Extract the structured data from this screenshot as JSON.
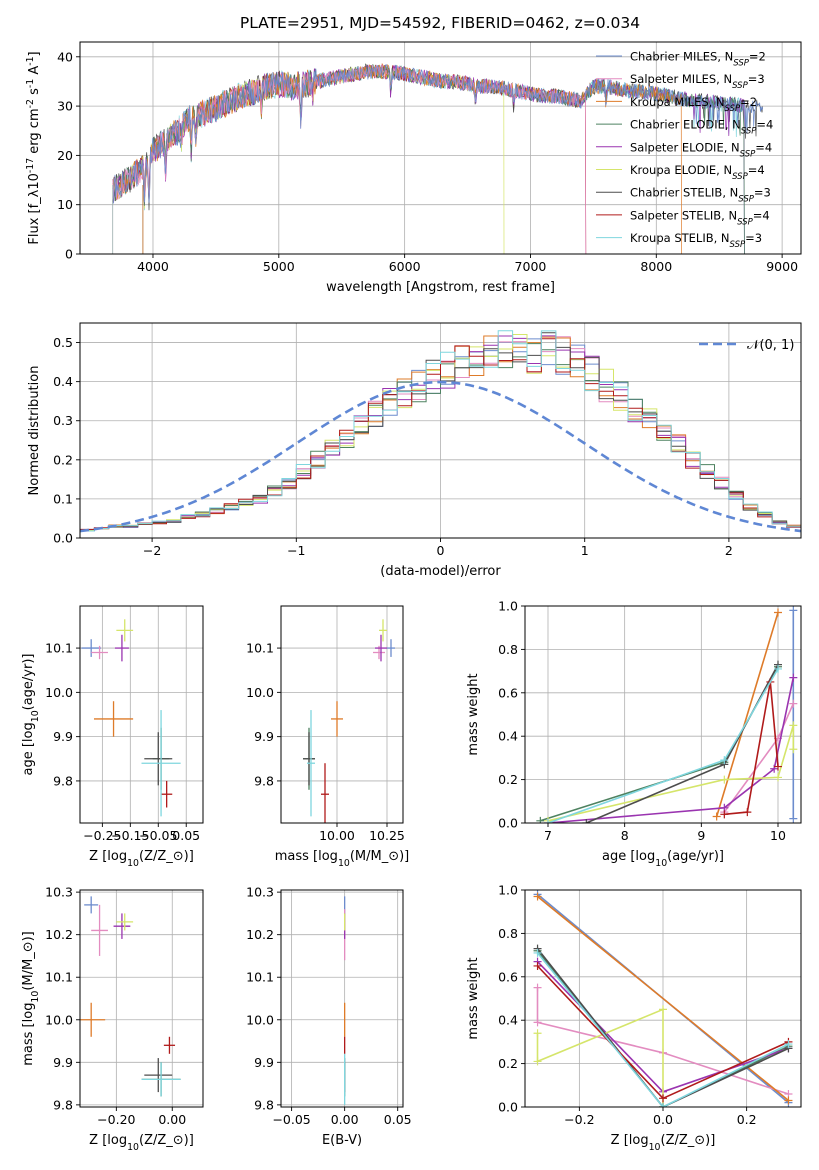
{
  "figure_title": "PLATE=2951, MJD=54592, FIBERID=0462, z=0.034",
  "model_colors": [
    "#6c8ccd",
    "#e38cc0",
    "#de7b29",
    "#4e8260",
    "#9a34b0",
    "#d5e56a",
    "#4d4d4d",
    "#b01b1b",
    "#7fd6de"
  ],
  "chart_data": [
    {
      "id": "spectrum",
      "type": "line",
      "title": "PLATE=2951, MJD=54592, FIBERID=0462, z=0.034",
      "xlabel": "wavelength [Angstrom, rest frame]",
      "ylabel": "Flux [f$_\\lambda$10$^{-17}$ erg cm$^{-2}$ s$^{-1}$ A$^{-1}$]",
      "xlim": [
        3420,
        9150
      ],
      "ylim": [
        0,
        43
      ],
      "xticks": [
        4000,
        5000,
        6000,
        7000,
        8000,
        9000
      ],
      "yticks": [
        0,
        10,
        20,
        30,
        40
      ],
      "legend_position": "top-right",
      "series": [
        {
          "name": "Chabrier MILES, N_SSP=2"
        },
        {
          "name": "Salpeter MILES, N_SSP=3"
        },
        {
          "name": "Kroupa MILES, N_SSP=2"
        },
        {
          "name": "Chabrier ELODIE, N_SSP=4"
        },
        {
          "name": "Salpeter ELODIE, N_SSP=4"
        },
        {
          "name": "Kroupa ELODIE, N_SSP=4"
        },
        {
          "name": "Chabrier STELIB, N_SSP=3"
        },
        {
          "name": "Salpeter STELIB, N_SSP=4"
        },
        {
          "name": "Kroupa STELIB, N_SSP=3"
        }
      ],
      "continuum": {
        "x": [
          3680,
          3750,
          3800,
          3850,
          3900,
          3950,
          4000,
          4100,
          4200,
          4300,
          4400,
          4500,
          4600,
          4700,
          4800,
          4900,
          5000,
          5100,
          5200,
          5300,
          5400,
          5500,
          5600,
          5700,
          5800,
          5900,
          6000,
          6100,
          6200,
          6300,
          6400,
          6500,
          6600,
          6700,
          6800,
          6900,
          7000,
          7100,
          7200,
          7300,
          7400,
          7500,
          7600,
          7700,
          7800,
          7900,
          8000,
          8100,
          8200,
          8300,
          8400,
          8500,
          8600,
          8700,
          8800,
          8850
        ],
        "y": [
          13,
          14,
          15,
          16,
          17,
          19,
          21,
          23,
          25,
          28,
          28.5,
          29.5,
          31,
          32,
          33,
          34,
          34.5,
          34,
          34.5,
          35,
          35.5,
          36,
          36.5,
          37,
          37,
          37,
          36.5,
          36,
          35.5,
          35,
          35,
          34.5,
          34,
          34,
          33.5,
          33,
          32.5,
          32,
          32,
          31.5,
          31,
          34,
          34,
          33.5,
          33,
          33,
          32.5,
          32,
          31.5,
          31,
          31,
          30.5,
          30.5,
          30,
          30,
          30
        ]
      },
      "absorption": [
        [
          3933,
          7
        ],
        [
          3968,
          9
        ],
        [
          4101,
          6
        ],
        [
          4226,
          3
        ],
        [
          4304,
          7
        ],
        [
          4340,
          5
        ],
        [
          4861,
          4
        ],
        [
          5175,
          7
        ],
        [
          5270,
          3
        ],
        [
          5890,
          4
        ],
        [
          6563,
          3
        ],
        [
          6867,
          3
        ],
        [
          7600,
          3
        ]
      ],
      "truncations": [
        [
          3680,
          "gray"
        ],
        [
          3920,
          "brown"
        ],
        [
          6790,
          "yellow"
        ],
        [
          7440,
          "brown"
        ]
      ]
    },
    {
      "id": "residuals",
      "type": "step-histogram",
      "xlabel": "(data-model)/error",
      "ylabel": "Normed distribution",
      "xlim": [
        -2.5,
        2.5
      ],
      "ylim": [
        0,
        0.55
      ],
      "xticks": [
        -2,
        -1,
        0,
        1,
        2
      ],
      "yticks": [
        0.0,
        0.1,
        0.2,
        0.3,
        0.4,
        0.5
      ],
      "legend_position": "top-right",
      "legend_label": "𝒩(0, 1)",
      "bin_width": 0.1,
      "reference_curve": {
        "name": "𝒩(0, 1)",
        "color": "#5f87d4",
        "style": "dashed"
      },
      "base_profile": [
        0.02,
        0.025,
        0.03,
        0.03,
        0.035,
        0.04,
        0.045,
        0.055,
        0.06,
        0.07,
        0.08,
        0.09,
        0.1,
        0.12,
        0.14,
        0.17,
        0.2,
        0.23,
        0.26,
        0.29,
        0.32,
        0.35,
        0.37,
        0.39,
        0.41,
        0.43,
        0.45,
        0.46,
        0.47,
        0.48,
        0.47,
        0.47,
        0.48,
        0.47,
        0.45,
        0.42,
        0.39,
        0.36,
        0.33,
        0.3,
        0.27,
        0.24,
        0.2,
        0.17,
        0.14,
        0.11,
        0.08,
        0.06,
        0.04,
        0.03
      ]
    },
    {
      "id": "age-vs-Z",
      "type": "errorbar",
      "xlabel": "Z [log$_{10}$(Z/Z$_\\odot$)]",
      "ylabel": "age  [log$_{10}$(age/yr)]",
      "xlim": [
        -0.33,
        0.11
      ],
      "ylim": [
        9.705,
        10.195
      ],
      "xticks": [
        -0.25,
        -0.15,
        -0.05,
        0.05
      ],
      "xticklabels": [
        "−0.25",
        "−0.15",
        "−0.05",
        "0.05"
      ],
      "yticks": [
        9.8,
        9.9,
        10.0,
        10.1
      ],
      "xticks_shown": [
        "−0.25",
        "−0.15",
        "−0.05",
        "0.05"
      ],
      "points": [
        {
          "x": -0.29,
          "y": 10.1,
          "c": 0
        },
        {
          "x": -0.26,
          "y": 10.09,
          "c": 1
        },
        {
          "x": -0.21,
          "y": 9.94,
          "c": 2
        },
        {
          "x": -0.04,
          "y": 9.85,
          "c": 3
        },
        {
          "x": -0.18,
          "y": 10.1,
          "c": 4
        },
        {
          "x": -0.17,
          "y": 10.14,
          "c": 5
        },
        {
          "x": -0.05,
          "y": 9.85,
          "c": 6
        },
        {
          "x": -0.02,
          "y": 9.77,
          "c": 7
        },
        {
          "x": -0.04,
          "y": 9.84,
          "c": 8
        }
      ]
    },
    {
      "id": "age-vs-mass",
      "type": "errorbar",
      "xlabel": "mass [log$_{10}$(M/M$_\\odot$)]",
      "ylabel": "",
      "xlim": [
        9.72,
        10.33
      ],
      "ylim": [
        9.705,
        10.195
      ],
      "xticks": [
        10.0,
        10.25
      ],
      "xticklabels": [
        "10.00",
        "10.25"
      ],
      "yticks": [
        9.8,
        9.9,
        10.0,
        10.1
      ],
      "points": [
        {
          "x": 10.27,
          "y": 10.1,
          "c": 0
        },
        {
          "x": 10.21,
          "y": 10.09,
          "c": 1
        },
        {
          "x": 10.0,
          "y": 9.94,
          "c": 2
        },
        {
          "x": 9.86,
          "y": 9.85,
          "c": 3
        },
        {
          "x": 10.22,
          "y": 10.1,
          "c": 4
        },
        {
          "x": 10.23,
          "y": 10.14,
          "c": 5
        },
        {
          "x": 9.86,
          "y": 9.85,
          "c": 6
        },
        {
          "x": 9.94,
          "y": 9.77,
          "c": 7
        },
        {
          "x": 9.87,
          "y": 9.84,
          "c": 8
        }
      ]
    },
    {
      "id": "weight-vs-age",
      "type": "line",
      "xlabel": "age  [log$_{10}$(age/yr)]",
      "ylabel": "mass weight",
      "xlim": [
        6.7,
        10.3
      ],
      "ylim": [
        0.0,
        1.0
      ],
      "xticks": [
        7,
        8,
        9,
        10
      ],
      "yticks": [
        0.0,
        0.2,
        0.4,
        0.6,
        0.8,
        1.0
      ],
      "series": [
        {
          "c": 0,
          "x": [
            10.2,
            10.2
          ],
          "y": [
            0.02,
            0.98
          ]
        },
        {
          "c": 1,
          "x": [
            9.3,
            10.0,
            10.2
          ],
          "y": [
            0.05,
            0.39,
            0.55
          ]
        },
        {
          "c": 2,
          "x": [
            9.2,
            10.0
          ],
          "y": [
            0.03,
            0.97
          ]
        },
        {
          "c": 3,
          "x": [
            6.9,
            9.3,
            10.0
          ],
          "y": [
            0.01,
            0.28,
            0.72
          ]
        },
        {
          "c": 4,
          "x": [
            7.0,
            9.3,
            9.95,
            10.2
          ],
          "y": [
            0.0,
            0.07,
            0.25,
            0.67
          ]
        },
        {
          "c": 5,
          "x": [
            7.0,
            9.3,
            10.0,
            10.2,
            10.2
          ],
          "y": [
            0.01,
            0.2,
            0.21,
            0.45,
            0.34
          ]
        },
        {
          "c": 6,
          "x": [
            7.5,
            9.3,
            10.0
          ],
          "y": [
            0.0,
            0.27,
            0.73
          ]
        },
        {
          "c": 7,
          "x": [
            9.3,
            9.6,
            9.9,
            10.0
          ],
          "y": [
            0.04,
            0.05,
            0.65,
            0.26
          ]
        },
        {
          "c": 8,
          "x": [
            7.0,
            9.3,
            10.0
          ],
          "y": [
            0.0,
            0.29,
            0.71
          ]
        }
      ]
    },
    {
      "id": "mass-vs-Z",
      "type": "errorbar",
      "xlabel": "Z [log$_{10}$(Z/Z$_\\odot$)]",
      "ylabel": "mass [log$_{10}$(M/M$_\\odot$)]",
      "xlim": [
        -0.33,
        0.11
      ],
      "ylim": [
        9.795,
        10.305
      ],
      "xticks": [
        -0.2,
        0.0
      ],
      "xticklabels": [
        "−0.20",
        "0.00"
      ],
      "yticks": [
        9.8,
        9.9,
        10.0,
        10.1,
        10.2,
        10.3
      ],
      "points": [
        {
          "x": -0.29,
          "y": 10.27,
          "c": 0
        },
        {
          "x": -0.26,
          "y": 10.21,
          "c": 1
        },
        {
          "x": -0.29,
          "y": 10.0,
          "c": 2
        },
        {
          "x": -0.04,
          "y": 9.86,
          "c": 3
        },
        {
          "x": -0.18,
          "y": 10.22,
          "c": 4
        },
        {
          "x": -0.17,
          "y": 10.23,
          "c": 5
        },
        {
          "x": -0.05,
          "y": 9.87,
          "c": 6
        },
        {
          "x": -0.01,
          "y": 9.94,
          "c": 7
        },
        {
          "x": -0.04,
          "y": 9.86,
          "c": 8
        }
      ]
    },
    {
      "id": "mass-vs-ebv",
      "type": "errorbar",
      "xlabel": "E(B-V)",
      "ylabel": "",
      "xlim": [
        -0.06,
        0.055
      ],
      "ylim": [
        9.795,
        10.305
      ],
      "xticks": [
        -0.05,
        0.0,
        0.05
      ],
      "xticklabels": [
        "−0.05",
        "0.00",
        "0.05"
      ],
      "yticks": [
        9.8,
        9.9,
        10.0,
        10.1,
        10.2,
        10.3
      ],
      "points": [
        {
          "x": 0.0,
          "y": 10.27,
          "c": 0
        },
        {
          "x": 0.0,
          "y": 10.2,
          "c": 1
        },
        {
          "x": 0.0,
          "y": 10.0,
          "c": 2
        },
        {
          "x": 0.0,
          "y": 9.86,
          "c": 3
        },
        {
          "x": 0.0,
          "y": 10.22,
          "c": 4
        },
        {
          "x": 0.0,
          "y": 10.23,
          "c": 5
        },
        {
          "x": 0.0,
          "y": 9.87,
          "c": 6
        },
        {
          "x": 0.0,
          "y": 9.94,
          "c": 7
        },
        {
          "x": 0.0,
          "y": 9.86,
          "c": 8
        }
      ]
    },
    {
      "id": "weight-vs-Z",
      "type": "line",
      "xlabel": "Z [log$_{10}$(Z/Z$_\\odot$)]",
      "ylabel": "mass weight",
      "xlim": [
        -0.33,
        0.33
      ],
      "ylim": [
        0.0,
        1.0
      ],
      "xticks": [
        -0.2,
        0.0,
        0.2
      ],
      "xticklabels": [
        "−0.2",
        "0.0",
        "0.2"
      ],
      "yticks": [
        0.0,
        0.2,
        0.4,
        0.6,
        0.8,
        1.0
      ],
      "series": [
        {
          "c": 0,
          "x": [
            -0.3,
            0.3
          ],
          "y": [
            0.98,
            0.02
          ]
        },
        {
          "c": 1,
          "x": [
            -0.3,
            -0.3,
            0.0,
            0.3
          ],
          "y": [
            0.55,
            0.39,
            0.25,
            0.06
          ]
        },
        {
          "c": 2,
          "x": [
            -0.3,
            0.3
          ],
          "y": [
            0.97,
            0.03
          ]
        },
        {
          "c": 3,
          "x": [
            -0.3,
            0.0,
            0.3
          ],
          "y": [
            0.72,
            0.0,
            0.28
          ]
        },
        {
          "c": 4,
          "x": [
            -0.3,
            0.0,
            0.3
          ],
          "y": [
            0.67,
            0.07,
            0.27
          ]
        },
        {
          "c": 5,
          "x": [
            -0.3,
            -0.3,
            0.0,
            0.0
          ],
          "y": [
            0.34,
            0.21,
            0.45,
            0.0
          ]
        },
        {
          "c": 6,
          "x": [
            -0.3,
            0.0,
            0.3
          ],
          "y": [
            0.73,
            0.0,
            0.27
          ]
        },
        {
          "c": 7,
          "x": [
            -0.3,
            0.0,
            0.3
          ],
          "y": [
            0.65,
            0.04,
            0.3
          ]
        },
        {
          "c": 8,
          "x": [
            -0.3,
            0.0,
            0.3
          ],
          "y": [
            0.71,
            0.0,
            0.29
          ]
        }
      ]
    }
  ]
}
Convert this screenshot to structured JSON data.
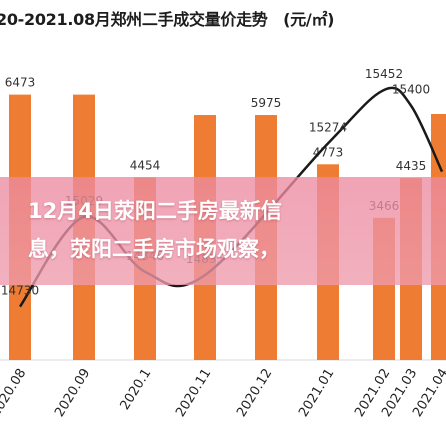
{
  "headline": {
    "line1": "12月4日荥阳二手房最新信",
    "line2": "息，荥阳二手房市场观察，"
  },
  "chart_data": {
    "type": "bar",
    "title": "20-2021.08月郑州二手成交量价走势　(元/㎡)",
    "categories": [
      "2020.08",
      "2020.09",
      "2020.1",
      "2020.11",
      "2020.12",
      "2021.01",
      "2021.02",
      "2021.03",
      "2021.04"
    ],
    "series": [
      {
        "values": [
          6473,
          6473,
          4454,
          5975,
          5975,
          4773,
          3466,
          4435,
          6000
        ],
        "labels": [
          "6473",
          "",
          "4454",
          "",
          "5975",
          "4773",
          "3466",
          "4435",
          ""
        ]
      },
      {
        "values": [
          14730,
          15029,
          14846,
          14835,
          null,
          15274,
          15452,
          15400,
          15180
        ],
        "labels": [
          "14730",
          "15029",
          "14846",
          "14835",
          "",
          "15274",
          "15452",
          "15400",
          ""
        ]
      }
    ],
    "colors": {
      "bar": "#ee7d33",
      "line": "#1a1a1a",
      "grid": "#d9d9d9",
      "label": "#333333"
    }
  }
}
--
## GIVEN INSTRUCTION
Identify each line holding the string "Kroupa", and copy it out.

## EXERCISE RESPONSE
          "name": "Kroupa MILES, N_SSP=2"
          "name": "Kroupa ELODIE, N_SSP=4"
          "name": "Kroupa STELIB, N_SSP=3"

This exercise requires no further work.